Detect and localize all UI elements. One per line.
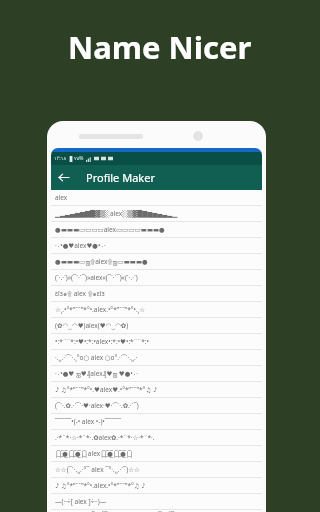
- button[interactable]: ♪ ♫°*”˜˜”*°•.alex.•°*”˜˜”*°♫ ♪: [51, 478, 262, 493]
- button[interactable]: ☆.•*´¨`*•.☆(¯`·.¸°¯ alex☆.•*´¨`*•.☆(¯`·.…: [51, 510, 262, 512]
- button[interactable]: ●▬▬▬▭▭▭▭alex▭▭▭▭▬▬▬●: [51, 222, 262, 237]
- button[interactable]: εїз๑۩ alex ۩๑εїз: [51, 286, 262, 301]
- staticText: —(··÷[ alex ]÷··)—: [55, 497, 107, 506]
- staticText: (¯`·.✿.·´¯`·♥·alex·♥·´¯`·.✿.·´¯): [55, 401, 139, 410]
- button[interactable]: |̲̅|̲̅●̲̅|̲̅|̲̅●̲̅|̲̅|alex|̲̅|̲̅●̲̅|̲̅|̲…: [51, 446, 262, 461]
- button[interactable]: ·٠•●♥ ஐ♥₰alex₰♥ஐ ♥●•٠·: [51, 366, 262, 381]
- staticText: .·*¨*·☆·*¨*·.✿alex✿.·*¨*·☆·*¨*·.: [55, 433, 155, 442]
- staticText: (`·.·´)»(¯`·´¯)»alex«(¯`·´¯)«(`·.·´): [55, 273, 138, 282]
- staticText: Name Nicer: [68, 26, 252, 68]
- button[interactable]: .·*¨*·☆·*¨*·.✿alex✿.·*¨*·☆·*¨*·.: [51, 430, 262, 445]
- staticText: ☆¸.•°*”˜˜”*°•.alex.•°*”˜˜”*°•.¸☆: [55, 305, 146, 314]
- staticText: ♪ ♫°*”˜˜”*°•.♥alex♥.•°*”˜˜”*°♫ ♪: [55, 385, 158, 394]
- button[interactable]: Back: [51, 165, 76, 190]
- button[interactable]: ·٠•●♥alex♥●•٠·: [51, 238, 262, 253]
- button[interactable]: (`·.·´)»(¯`·´¯)»alex«(¯`·´¯)«(`·.·´): [51, 270, 262, 285]
- staticText: ●▬▬▬▭ஐ۩alex۩ஐ▭▬▬▬●: [55, 257, 148, 266]
- staticText: ·.¸¸.·´¯`·.¸°o○ alex ○o°.·´¯`·.¸¸.·: [55, 353, 138, 362]
- staticText: ·٠•●♥alex♥●•٠·: [55, 241, 106, 250]
- button[interactable]: ▁▂▃▄▅▆▇█▓▒░alex░▒▓█▇▆▅▄▃▂▁: [51, 206, 262, 221]
- button[interactable]: ☆☆(¯`·.¸¸.·°¯ alex ¯°·.¸¸.·´¯)☆☆: [51, 462, 262, 477]
- staticText: ۱۲:۱۸: [54, 155, 67, 162]
- staticText: alex: [55, 193, 68, 202]
- button[interactable]: •:*¨¨*:•♥•:*:•alex•:*:•♥•:*¨¨*:•: [51, 334, 262, 349]
- button[interactable]: —(··÷[ alex ]÷··)—: [51, 494, 262, 509]
- button[interactable]: ·.¸¸.·´¯`·.¸°o○ alex ○o°.·´¯`·.¸¸.·: [51, 350, 262, 365]
- staticText: ●▬▬▬▭▭▭▭alex▭▭▭▭▬▬▬●: [55, 225, 165, 234]
- staticText: ۷۵%: [74, 155, 84, 162]
- button[interactable]: ☆¸.•°*”˜˜”*°•.alex.•°*”˜˜”*°•.¸☆: [51, 302, 262, 317]
- button[interactable]: ♪ ♫°*”˜˜”*°•.♥alex♥.•°*”˜˜”*°♫ ♪: [51, 382, 262, 397]
- staticText: ♪ ♫°*”˜˜”*°•.alex.•°*”˜˜”*°♫ ♪: [55, 481, 146, 490]
- staticText: ☆.•*´¨`*•.☆(¯`·.¸°¯ alex☆.•*´¨`*•.☆(¯`·.…: [55, 510, 175, 512]
- staticText: (✿◠‿◠♥)alex(♥◠‿◠✿): [55, 321, 129, 330]
- staticText: εїз๑۩ alex ۩๑εїз: [55, 289, 105, 299]
- button[interactable]: alex: [51, 190, 262, 205]
- staticText: •:*¨¨*:•♥•:*:•alex•:*:•♥•:*¨¨*:•: [55, 337, 150, 346]
- button[interactable]: (✿◠‿◠♥)alex(♥◠‿◠✿): [51, 318, 262, 333]
- staticText: ·٠•●♥ ஐ♥₰alex₰♥ஐ ♥●•٠·: [55, 369, 139, 378]
- button[interactable]: ¯¯¯¯¯•(-• alex •-)•¯¯¯¯¯: [51, 414, 262, 429]
- staticText: |̲̅|̲̅●̲̅|̲̅|̲̅●̲̅|̲̅|alex|̲̅|̲̅●̲̅|̲̅|̲…: [55, 449, 133, 458]
- staticText: ☆☆(¯`·.¸¸.·°¯ alex ¯°·.¸¸.·´¯)☆☆: [55, 465, 140, 474]
- staticText: ¯¯¯¯¯•(-• alex •-)•¯¯¯¯¯: [55, 417, 122, 426]
- button[interactable]: ●▬▬▬▭ஐ۩alex۩ஐ▭▬▬▬●: [51, 254, 262, 269]
- staticText: ▁▂▃▄▅▆▇█▓▒░alex░▒▓█▇▆▅▄▃▂▁: [55, 209, 178, 218]
- staticText: Profile Maker: [86, 170, 155, 185]
- button[interactable]: (¯`·.✿.·´¯`·♥·alex·♥·´¯`·.✿.·´¯): [51, 398, 262, 413]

----------

- **Aim**
Copy every line of the listing above without any changes, but leave out the picture.

- **Result of this task**
Detect and localize all UI elements. One per line.
- button[interactable]: ♪ ♫°*”˜˜”*°•.alex.•°*”˜˜”*°♫ ♪: [51, 478, 262, 493]
- button[interactable]: ☆.•*´¨`*•.☆(¯`·.¸°¯ alex☆.•*´¨`*•.☆(¯`·.…: [51, 510, 262, 512]
- button[interactable]: ●▬▬▬▭▭▭▭alex▭▭▭▭▬▬▬●: [51, 222, 262, 237]
- button[interactable]: εїз๑۩ alex ۩๑εїз: [51, 286, 262, 301]
- staticText: —(··÷[ alex ]÷··)—: [55, 497, 107, 506]
- staticText: (¯`·.✿.·´¯`·♥·alex·♥·´¯`·.✿.·´¯): [55, 401, 139, 410]
- button[interactable]: |̲̅|̲̅●̲̅|̲̅|̲̅●̲̅|̲̅|alex|̲̅|̲̅●̲̅|̲̅|̲…: [51, 446, 262, 461]
- button[interactable]: ·٠•●♥ ஐ♥₰alex₰♥ஐ ♥●•٠·: [51, 366, 262, 381]
- staticText: .·*¨*·☆·*¨*·.✿alex✿.·*¨*·☆·*¨*·.: [55, 433, 155, 442]
- staticText: (`·.·´)»(¯`·´¯)»alex«(¯`·´¯)«(`·.·´): [55, 273, 138, 282]
- staticText: Name Nicer: [68, 26, 252, 68]
- button[interactable]: .·*¨*·☆·*¨*·.✿alex✿.·*¨*·☆·*¨*·.: [51, 430, 262, 445]
- staticText: ☆¸.•°*”˜˜”*°•.alex.•°*”˜˜”*°•.¸☆: [55, 305, 146, 314]
- staticText: ♪ ♫°*”˜˜”*°•.♥alex♥.•°*”˜˜”*°♫ ♪: [55, 385, 158, 394]
- button[interactable]: Back: [51, 165, 76, 190]
- button[interactable]: ·٠•●♥alex♥●•٠·: [51, 238, 262, 253]
- button[interactable]: (`·.·´)»(¯`·´¯)»alex«(¯`·´¯)«(`·.·´): [51, 270, 262, 285]
- staticText: ●▬▬▬▭ஐ۩alex۩ஐ▭▬▬▬●: [55, 257, 148, 266]
- staticText: ·.¸¸.·´¯`·.¸°o○ alex ○o°.·´¯`·.¸¸.·: [55, 353, 138, 362]
- staticText: ·٠•●♥alex♥●•٠·: [55, 241, 106, 250]
- button[interactable]: ▁▂▃▄▅▆▇█▓▒░alex░▒▓█▇▆▅▄▃▂▁: [51, 206, 262, 221]
- button[interactable]: ☆☆(¯`·.¸¸.·°¯ alex ¯°·.¸¸.·´¯)☆☆: [51, 462, 262, 477]
- staticText: ۱۲:۱۸: [54, 155, 67, 162]
- staticText: alex: [55, 193, 68, 202]
- button[interactable]: •:*¨¨*:•♥•:*:•alex•:*:•♥•:*¨¨*:•: [51, 334, 262, 349]
- button[interactable]: —(··÷[ alex ]÷··)—: [51, 494, 262, 509]
- button[interactable]: ·.¸¸.·´¯`·.¸°o○ alex ○o°.·´¯`·.¸¸.·: [51, 350, 262, 365]
- staticText: ●▬▬▬▭▭▭▭alex▭▭▭▭▬▬▬●: [55, 225, 165, 234]
- staticText: ۷۵%: [74, 155, 84, 162]
- button[interactable]: ☆¸.•°*”˜˜”*°•.alex.•°*”˜˜”*°•.¸☆: [51, 302, 262, 317]
- button[interactable]: ♪ ♫°*”˜˜”*°•.♥alex♥.•°*”˜˜”*°♫ ♪: [51, 382, 262, 397]
- staticText: ♪ ♫°*”˜˜”*°•.alex.•°*”˜˜”*°♫ ♪: [55, 481, 146, 490]
- staticText: ☆.•*´¨`*•.☆(¯`·.¸°¯ alex☆.•*´¨`*•.☆(¯`·.…: [55, 510, 175, 512]
- staticText: (✿◠‿◠♥)alex(♥◠‿◠✿): [55, 321, 129, 330]
- staticText: εїз๑۩ alex ۩๑εїз: [55, 289, 105, 299]
- button[interactable]: alex: [51, 190, 262, 205]
- staticText: •:*¨¨*:•♥•:*:•alex•:*:•♥•:*¨¨*:•: [55, 337, 150, 346]
- button[interactable]: (✿◠‿◠♥)alex(♥◠‿◠✿): [51, 318, 262, 333]
- staticText: ·٠•●♥ ஐ♥₰alex₰♥ஐ ♥●•٠·: [55, 369, 139, 378]
- button[interactable]: ¯¯¯¯¯•(-• alex •-)•¯¯¯¯¯: [51, 414, 262, 429]
- staticText: |̲̅|̲̅●̲̅|̲̅|̲̅●̲̅|̲̅|alex|̲̅|̲̅●̲̅|̲̅|̲…: [55, 449, 133, 458]
- staticText: ☆☆(¯`·.¸¸.·°¯ alex ¯°·.¸¸.·´¯)☆☆: [55, 465, 140, 474]
- staticText: ¯¯¯¯¯•(-• alex •-)•¯¯¯¯¯: [55, 417, 122, 426]
- button[interactable]: ●▬▬▬▭ஐ۩alex۩ஐ▭▬▬▬●: [51, 254, 262, 269]
- staticText: ▁▂▃▄▅▆▇█▓▒░alex░▒▓█▇▆▅▄▃▂▁: [55, 209, 178, 218]
- staticText: Profile Maker: [86, 170, 155, 185]
- button[interactable]: (¯`·.✿.·´¯`·♥·alex·♥·´¯`·.✿.·´¯): [51, 398, 262, 413]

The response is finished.